(Excerpts from a figure dataset)
◆ ◆ ◆ ◆

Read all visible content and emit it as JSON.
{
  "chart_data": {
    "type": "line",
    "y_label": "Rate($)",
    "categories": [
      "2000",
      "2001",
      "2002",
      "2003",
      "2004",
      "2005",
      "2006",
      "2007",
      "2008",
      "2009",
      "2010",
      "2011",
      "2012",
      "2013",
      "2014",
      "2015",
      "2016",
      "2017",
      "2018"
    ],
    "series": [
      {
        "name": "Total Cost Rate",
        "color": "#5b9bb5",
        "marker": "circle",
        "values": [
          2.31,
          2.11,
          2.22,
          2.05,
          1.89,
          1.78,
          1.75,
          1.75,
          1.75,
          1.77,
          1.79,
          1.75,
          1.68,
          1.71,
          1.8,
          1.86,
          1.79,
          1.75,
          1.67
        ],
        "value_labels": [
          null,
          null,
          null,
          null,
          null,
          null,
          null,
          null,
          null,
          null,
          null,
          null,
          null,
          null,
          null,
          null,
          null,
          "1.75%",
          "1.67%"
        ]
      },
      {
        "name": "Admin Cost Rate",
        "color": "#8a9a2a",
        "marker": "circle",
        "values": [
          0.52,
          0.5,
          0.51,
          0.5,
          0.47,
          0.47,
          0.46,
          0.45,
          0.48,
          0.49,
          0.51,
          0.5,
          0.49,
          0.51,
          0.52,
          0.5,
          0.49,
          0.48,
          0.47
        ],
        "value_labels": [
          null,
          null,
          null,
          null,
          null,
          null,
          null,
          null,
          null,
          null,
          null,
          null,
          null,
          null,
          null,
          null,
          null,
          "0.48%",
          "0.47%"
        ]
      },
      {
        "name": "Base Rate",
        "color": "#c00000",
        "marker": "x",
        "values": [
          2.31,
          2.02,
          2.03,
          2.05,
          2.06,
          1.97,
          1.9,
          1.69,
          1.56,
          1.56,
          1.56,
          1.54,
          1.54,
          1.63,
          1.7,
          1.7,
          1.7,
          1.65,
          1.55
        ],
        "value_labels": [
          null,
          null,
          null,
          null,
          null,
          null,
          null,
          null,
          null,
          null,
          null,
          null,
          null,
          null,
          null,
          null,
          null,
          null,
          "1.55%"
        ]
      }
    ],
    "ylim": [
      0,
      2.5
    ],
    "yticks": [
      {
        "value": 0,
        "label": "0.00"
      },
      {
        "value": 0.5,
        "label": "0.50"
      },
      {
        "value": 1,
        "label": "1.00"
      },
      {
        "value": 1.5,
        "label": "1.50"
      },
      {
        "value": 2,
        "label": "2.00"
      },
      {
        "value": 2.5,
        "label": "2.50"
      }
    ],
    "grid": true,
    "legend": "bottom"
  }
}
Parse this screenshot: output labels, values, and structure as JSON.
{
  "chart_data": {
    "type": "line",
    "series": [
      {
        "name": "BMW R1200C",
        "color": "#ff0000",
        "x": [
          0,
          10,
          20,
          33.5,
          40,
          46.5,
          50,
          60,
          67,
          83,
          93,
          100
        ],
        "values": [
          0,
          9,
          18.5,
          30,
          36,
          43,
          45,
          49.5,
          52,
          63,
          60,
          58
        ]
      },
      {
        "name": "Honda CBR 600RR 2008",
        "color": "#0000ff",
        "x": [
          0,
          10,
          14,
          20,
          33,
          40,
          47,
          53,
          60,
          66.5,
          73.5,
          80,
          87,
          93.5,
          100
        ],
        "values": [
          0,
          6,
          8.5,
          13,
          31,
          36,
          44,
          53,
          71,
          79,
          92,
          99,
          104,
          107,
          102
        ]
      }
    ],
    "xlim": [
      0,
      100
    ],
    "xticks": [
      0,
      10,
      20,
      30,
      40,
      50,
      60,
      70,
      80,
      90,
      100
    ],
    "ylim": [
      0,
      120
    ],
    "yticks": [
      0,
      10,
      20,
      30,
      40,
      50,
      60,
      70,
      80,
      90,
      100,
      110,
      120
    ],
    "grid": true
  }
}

◆ ◆ ◆ ◆

**Set exercise**
Extract the full listing and reproduce each line exactly.

**Output of the exercise**
Read all visible content and emit it as JSON.
{
  "chart_data": {
    "type": "line",
    "y_label": "Rate($)",
    "categories": [
      "2000",
      "2001",
      "2002",
      "2003",
      "2004",
      "2005",
      "2006",
      "2007",
      "2008",
      "2009",
      "2010",
      "2011",
      "2012",
      "2013",
      "2014",
      "2015",
      "2016",
      "2017",
      "2018"
    ],
    "series": [
      {
        "name": "Total Cost Rate",
        "color": "#5b9bb5",
        "marker": "circle",
        "values": [
          2.31,
          2.11,
          2.22,
          2.05,
          1.89,
          1.78,
          1.75,
          1.75,
          1.75,
          1.77,
          1.79,
          1.75,
          1.68,
          1.71,
          1.8,
          1.86,
          1.79,
          1.75,
          1.67
        ],
        "value_labels": [
          null,
          null,
          null,
          null,
          null,
          null,
          null,
          null,
          null,
          null,
          null,
          null,
          null,
          null,
          null,
          null,
          null,
          "1.75%",
          "1.67%"
        ]
      },
      {
        "name": "Admin Cost Rate",
        "color": "#8a9a2a",
        "marker": "circle",
        "values": [
          0.52,
          0.5,
          0.51,
          0.5,
          0.47,
          0.47,
          0.46,
          0.45,
          0.48,
          0.49,
          0.51,
          0.5,
          0.49,
          0.51,
          0.52,
          0.5,
          0.49,
          0.48,
          0.47
        ],
        "value_labels": [
          null,
          null,
          null,
          null,
          null,
          null,
          null,
          null,
          null,
          null,
          null,
          null,
          null,
          null,
          null,
          null,
          null,
          "0.48%",
          "0.47%"
        ]
      },
      {
        "name": "Base Rate",
        "color": "#c00000",
        "marker": "x",
        "values": [
          2.31,
          2.02,
          2.03,
          2.05,
          2.06,
          1.97,
          1.9,
          1.69,
          1.56,
          1.56,
          1.56,
          1.54,
          1.54,
          1.63,
          1.7,
          1.7,
          1.7,
          1.65,
          1.55
        ],
        "value_labels": [
          null,
          null,
          null,
          null,
          null,
          null,
          null,
          null,
          null,
          null,
          null,
          null,
          null,
          null,
          null,
          null,
          null,
          null,
          "1.55%"
        ]
      }
    ],
    "ylim": [
      0,
      2.5
    ],
    "yticks": [
      {
        "value": 0,
        "label": "0.00"
      },
      {
        "value": 0.5,
        "label": "0.50"
      },
      {
        "value": 1,
        "label": "1.00"
      },
      {
        "value": 1.5,
        "label": "1.50"
      },
      {
        "value": 2,
        "label": "2.00"
      },
      {
        "value": 2.5,
        "label": "2.50"
      }
    ],
    "grid": true,
    "legend": "bottom"
  }
}
Parse this screenshot: output labels, values, and structure as JSON.
{
  "chart_data": {
    "type": "line",
    "series": [
      {
        "name": "BMW R1200C",
        "color": "#ff0000",
        "x": [
          0,
          10,
          20,
          33.5,
          40,
          46.5,
          50,
          60,
          67,
          83,
          93,
          100
        ],
        "values": [
          0,
          9,
          18.5,
          30,
          36,
          43,
          45,
          49.5,
          52,
          63,
          60,
          58
        ]
      },
      {
        "name": "Honda CBR 600RR 2008",
        "color": "#0000ff",
        "x": [
          0,
          10,
          14,
          20,
          33,
          40,
          47,
          53,
          60,
          66.5,
          73.5,
          80,
          87,
          93.5,
          100
        ],
        "values": [
          0,
          6,
          8.5,
          13,
          31,
          36,
          44,
          53,
          71,
          79,
          92,
          99,
          104,
          107,
          102
        ]
      }
    ],
    "xlim": [
      0,
      100
    ],
    "xticks": [
      0,
      10,
      20,
      30,
      40,
      50,
      60,
      70,
      80,
      90,
      100
    ],
    "ylim": [
      0,
      120
    ],
    "yticks": [
      0,
      10,
      20,
      30,
      40,
      50,
      60,
      70,
      80,
      90,
      100,
      110,
      120
    ],
    "grid": true
  }
}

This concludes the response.